[Supplied records]:
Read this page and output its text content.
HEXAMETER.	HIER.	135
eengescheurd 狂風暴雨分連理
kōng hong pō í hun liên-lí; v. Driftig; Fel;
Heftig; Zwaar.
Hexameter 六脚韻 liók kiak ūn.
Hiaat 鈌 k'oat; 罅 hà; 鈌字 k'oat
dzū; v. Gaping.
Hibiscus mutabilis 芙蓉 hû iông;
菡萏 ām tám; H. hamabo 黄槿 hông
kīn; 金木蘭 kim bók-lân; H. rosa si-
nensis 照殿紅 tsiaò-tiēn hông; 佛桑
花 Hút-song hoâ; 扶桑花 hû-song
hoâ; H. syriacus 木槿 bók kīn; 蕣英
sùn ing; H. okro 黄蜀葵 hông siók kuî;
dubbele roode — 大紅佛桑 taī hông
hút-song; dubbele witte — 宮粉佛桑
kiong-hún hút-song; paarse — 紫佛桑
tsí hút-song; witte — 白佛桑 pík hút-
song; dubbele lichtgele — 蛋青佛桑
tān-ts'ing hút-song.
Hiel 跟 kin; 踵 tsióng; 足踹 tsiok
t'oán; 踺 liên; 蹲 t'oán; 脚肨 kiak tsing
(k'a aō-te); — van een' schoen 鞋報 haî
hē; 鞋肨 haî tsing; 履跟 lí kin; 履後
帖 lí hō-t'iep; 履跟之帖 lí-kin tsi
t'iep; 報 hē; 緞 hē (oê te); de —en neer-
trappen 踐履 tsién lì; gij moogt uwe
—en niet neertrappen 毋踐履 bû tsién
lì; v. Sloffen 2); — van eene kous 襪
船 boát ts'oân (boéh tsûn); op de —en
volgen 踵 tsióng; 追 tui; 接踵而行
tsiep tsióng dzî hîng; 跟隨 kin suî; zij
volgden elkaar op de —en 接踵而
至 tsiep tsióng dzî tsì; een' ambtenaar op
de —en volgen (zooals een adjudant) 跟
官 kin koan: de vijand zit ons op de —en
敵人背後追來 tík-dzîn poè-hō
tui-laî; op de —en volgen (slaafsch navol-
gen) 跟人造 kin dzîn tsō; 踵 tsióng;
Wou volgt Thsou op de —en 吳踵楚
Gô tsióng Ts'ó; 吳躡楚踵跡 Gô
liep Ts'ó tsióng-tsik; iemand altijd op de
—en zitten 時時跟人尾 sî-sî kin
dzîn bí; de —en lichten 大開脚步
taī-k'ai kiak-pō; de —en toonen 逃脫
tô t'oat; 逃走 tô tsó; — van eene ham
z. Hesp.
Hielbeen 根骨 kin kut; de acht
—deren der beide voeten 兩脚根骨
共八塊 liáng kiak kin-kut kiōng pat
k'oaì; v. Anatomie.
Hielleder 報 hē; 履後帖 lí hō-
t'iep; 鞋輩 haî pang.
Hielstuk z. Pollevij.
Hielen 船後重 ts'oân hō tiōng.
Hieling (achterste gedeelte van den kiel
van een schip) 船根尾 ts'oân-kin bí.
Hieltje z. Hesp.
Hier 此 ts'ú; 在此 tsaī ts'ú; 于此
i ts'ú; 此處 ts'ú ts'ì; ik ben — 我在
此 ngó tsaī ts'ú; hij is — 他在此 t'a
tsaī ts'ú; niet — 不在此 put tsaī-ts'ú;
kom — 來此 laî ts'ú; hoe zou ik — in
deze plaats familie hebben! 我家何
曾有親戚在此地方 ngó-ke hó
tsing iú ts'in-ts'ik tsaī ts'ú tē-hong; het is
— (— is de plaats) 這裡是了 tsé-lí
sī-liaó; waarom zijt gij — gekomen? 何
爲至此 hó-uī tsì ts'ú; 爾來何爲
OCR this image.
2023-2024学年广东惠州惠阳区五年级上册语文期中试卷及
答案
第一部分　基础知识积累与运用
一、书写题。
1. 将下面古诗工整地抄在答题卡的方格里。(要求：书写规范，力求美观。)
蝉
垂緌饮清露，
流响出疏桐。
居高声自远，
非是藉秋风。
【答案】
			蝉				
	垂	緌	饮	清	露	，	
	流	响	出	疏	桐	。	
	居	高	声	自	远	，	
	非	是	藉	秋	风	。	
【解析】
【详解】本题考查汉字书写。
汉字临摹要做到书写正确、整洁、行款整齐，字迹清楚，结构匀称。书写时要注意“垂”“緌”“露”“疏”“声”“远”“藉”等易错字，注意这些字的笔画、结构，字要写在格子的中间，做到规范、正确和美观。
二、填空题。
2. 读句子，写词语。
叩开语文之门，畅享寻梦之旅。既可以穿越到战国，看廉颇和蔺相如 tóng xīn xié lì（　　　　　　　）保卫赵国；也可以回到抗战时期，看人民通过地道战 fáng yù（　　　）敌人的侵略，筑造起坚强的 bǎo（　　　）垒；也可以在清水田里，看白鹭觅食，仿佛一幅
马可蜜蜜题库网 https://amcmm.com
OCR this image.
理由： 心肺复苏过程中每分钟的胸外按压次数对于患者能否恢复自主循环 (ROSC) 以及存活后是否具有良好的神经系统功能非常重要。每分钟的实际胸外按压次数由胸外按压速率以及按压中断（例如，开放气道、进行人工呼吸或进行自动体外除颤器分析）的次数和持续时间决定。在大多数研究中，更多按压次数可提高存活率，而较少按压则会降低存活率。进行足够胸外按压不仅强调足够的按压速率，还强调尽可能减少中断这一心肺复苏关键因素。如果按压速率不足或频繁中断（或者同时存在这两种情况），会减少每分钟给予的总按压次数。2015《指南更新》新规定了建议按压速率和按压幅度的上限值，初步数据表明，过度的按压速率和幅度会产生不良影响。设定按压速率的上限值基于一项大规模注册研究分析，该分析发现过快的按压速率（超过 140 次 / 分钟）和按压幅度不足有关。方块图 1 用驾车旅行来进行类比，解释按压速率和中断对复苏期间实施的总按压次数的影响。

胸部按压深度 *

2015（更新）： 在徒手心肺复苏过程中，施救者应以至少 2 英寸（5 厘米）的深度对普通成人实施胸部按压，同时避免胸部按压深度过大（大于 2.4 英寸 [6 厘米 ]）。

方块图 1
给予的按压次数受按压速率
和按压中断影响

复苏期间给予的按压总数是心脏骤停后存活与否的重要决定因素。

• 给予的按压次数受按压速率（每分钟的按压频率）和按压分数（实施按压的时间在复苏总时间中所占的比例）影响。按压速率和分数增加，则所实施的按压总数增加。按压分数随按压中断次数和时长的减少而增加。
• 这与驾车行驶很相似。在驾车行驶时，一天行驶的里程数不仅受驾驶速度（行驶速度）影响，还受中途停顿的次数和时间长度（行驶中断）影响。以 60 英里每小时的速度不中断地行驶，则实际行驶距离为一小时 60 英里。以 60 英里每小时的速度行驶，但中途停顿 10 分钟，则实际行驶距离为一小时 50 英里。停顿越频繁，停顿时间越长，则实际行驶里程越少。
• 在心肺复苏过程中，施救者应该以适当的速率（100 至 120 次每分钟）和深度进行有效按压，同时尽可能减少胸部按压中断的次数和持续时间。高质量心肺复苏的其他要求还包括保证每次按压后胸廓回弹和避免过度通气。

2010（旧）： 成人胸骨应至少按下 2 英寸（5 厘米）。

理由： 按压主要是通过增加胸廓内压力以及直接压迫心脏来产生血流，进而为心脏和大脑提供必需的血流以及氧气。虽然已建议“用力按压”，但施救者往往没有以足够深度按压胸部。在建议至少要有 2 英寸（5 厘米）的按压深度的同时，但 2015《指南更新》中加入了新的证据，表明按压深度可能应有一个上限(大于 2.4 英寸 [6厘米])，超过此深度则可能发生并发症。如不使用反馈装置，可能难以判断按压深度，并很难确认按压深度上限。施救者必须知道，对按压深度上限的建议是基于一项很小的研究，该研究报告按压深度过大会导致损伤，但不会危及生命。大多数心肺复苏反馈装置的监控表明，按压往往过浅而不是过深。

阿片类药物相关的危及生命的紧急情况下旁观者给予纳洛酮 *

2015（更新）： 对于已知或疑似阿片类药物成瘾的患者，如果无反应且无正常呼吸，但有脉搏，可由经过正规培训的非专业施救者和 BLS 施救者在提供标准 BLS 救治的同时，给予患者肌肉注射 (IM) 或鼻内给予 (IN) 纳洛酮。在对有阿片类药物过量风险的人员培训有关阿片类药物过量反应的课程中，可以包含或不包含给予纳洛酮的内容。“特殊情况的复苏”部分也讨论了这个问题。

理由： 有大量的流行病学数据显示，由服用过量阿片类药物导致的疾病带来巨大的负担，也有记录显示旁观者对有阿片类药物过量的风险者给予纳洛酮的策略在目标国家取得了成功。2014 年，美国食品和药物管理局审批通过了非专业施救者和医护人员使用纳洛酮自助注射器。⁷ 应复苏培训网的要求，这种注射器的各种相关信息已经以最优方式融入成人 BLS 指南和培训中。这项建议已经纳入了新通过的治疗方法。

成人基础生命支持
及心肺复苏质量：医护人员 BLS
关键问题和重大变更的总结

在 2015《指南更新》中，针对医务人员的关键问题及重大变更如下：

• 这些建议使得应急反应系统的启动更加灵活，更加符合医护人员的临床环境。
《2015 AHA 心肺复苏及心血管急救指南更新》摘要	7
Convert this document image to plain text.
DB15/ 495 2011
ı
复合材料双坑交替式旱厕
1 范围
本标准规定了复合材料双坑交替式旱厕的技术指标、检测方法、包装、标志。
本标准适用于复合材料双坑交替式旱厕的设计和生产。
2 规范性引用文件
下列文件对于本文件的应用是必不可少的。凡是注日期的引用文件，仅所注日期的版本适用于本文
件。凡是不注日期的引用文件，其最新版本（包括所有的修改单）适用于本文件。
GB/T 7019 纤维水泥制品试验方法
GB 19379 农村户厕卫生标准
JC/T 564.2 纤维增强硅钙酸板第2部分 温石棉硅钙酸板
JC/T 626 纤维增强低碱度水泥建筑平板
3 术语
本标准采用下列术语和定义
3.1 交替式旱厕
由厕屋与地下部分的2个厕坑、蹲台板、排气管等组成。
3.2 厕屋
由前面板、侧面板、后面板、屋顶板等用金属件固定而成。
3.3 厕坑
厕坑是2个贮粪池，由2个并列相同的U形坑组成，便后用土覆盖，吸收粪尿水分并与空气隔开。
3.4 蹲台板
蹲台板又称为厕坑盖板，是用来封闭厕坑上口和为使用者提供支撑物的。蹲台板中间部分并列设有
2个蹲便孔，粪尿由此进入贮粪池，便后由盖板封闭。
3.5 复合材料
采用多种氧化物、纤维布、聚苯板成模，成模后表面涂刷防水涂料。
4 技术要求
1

[Description of the task]:
Reproduce exactly, with nothing added, the lines from the one that contains "Convert this document image to plain text." to the end of the data.

[Full answer]:
Convert this document image to plain text.
DB15/ 495 2011
ı
复合材料双坑交替式旱厕
1 范围
本标准规定了复合材料双坑交替式旱厕的技术指标、检测方法、包装、标志。
本标准适用于复合材料双坑交替式旱厕的设计和生产。
2 规范性引用文件
下列文件对于本文件的应用是必不可少的。凡是注日期的引用文件，仅所注日期的版本适用于本文
件。凡是不注日期的引用文件，其最新版本（包括所有的修改单）适用于本文件。
GB/T 7019 纤维水泥制品试验方法
GB 19379 农村户厕卫生标准
JC/T 564.2 纤维增强硅钙酸板第2部分 温石棉硅钙酸板
JC/T 626 纤维增强低碱度水泥建筑平板
3 术语
本标准采用下列术语和定义
3.1 交替式旱厕
由厕屋与地下部分的2个厕坑、蹲台板、排气管等组成。
3.2 厕屋
由前面板、侧面板、后面板、屋顶板等用金属件固定而成。
3.3 厕坑
厕坑是2个贮粪池，由2个并列相同的U形坑组成，便后用土覆盖，吸收粪尿水分并与空气隔开。
3.4 蹲台板
蹲台板又称为厕坑盖板，是用来封闭厕坑上口和为使用者提供支撑物的。蹲台板中间部分并列设有
2个蹲便孔，粪尿由此进入贮粪池，便后由盖板封闭。
3.5 复合材料
采用多种氧化物、纤维布、聚苯板成模，成模后表面涂刷防水涂料。
4 技术要求
1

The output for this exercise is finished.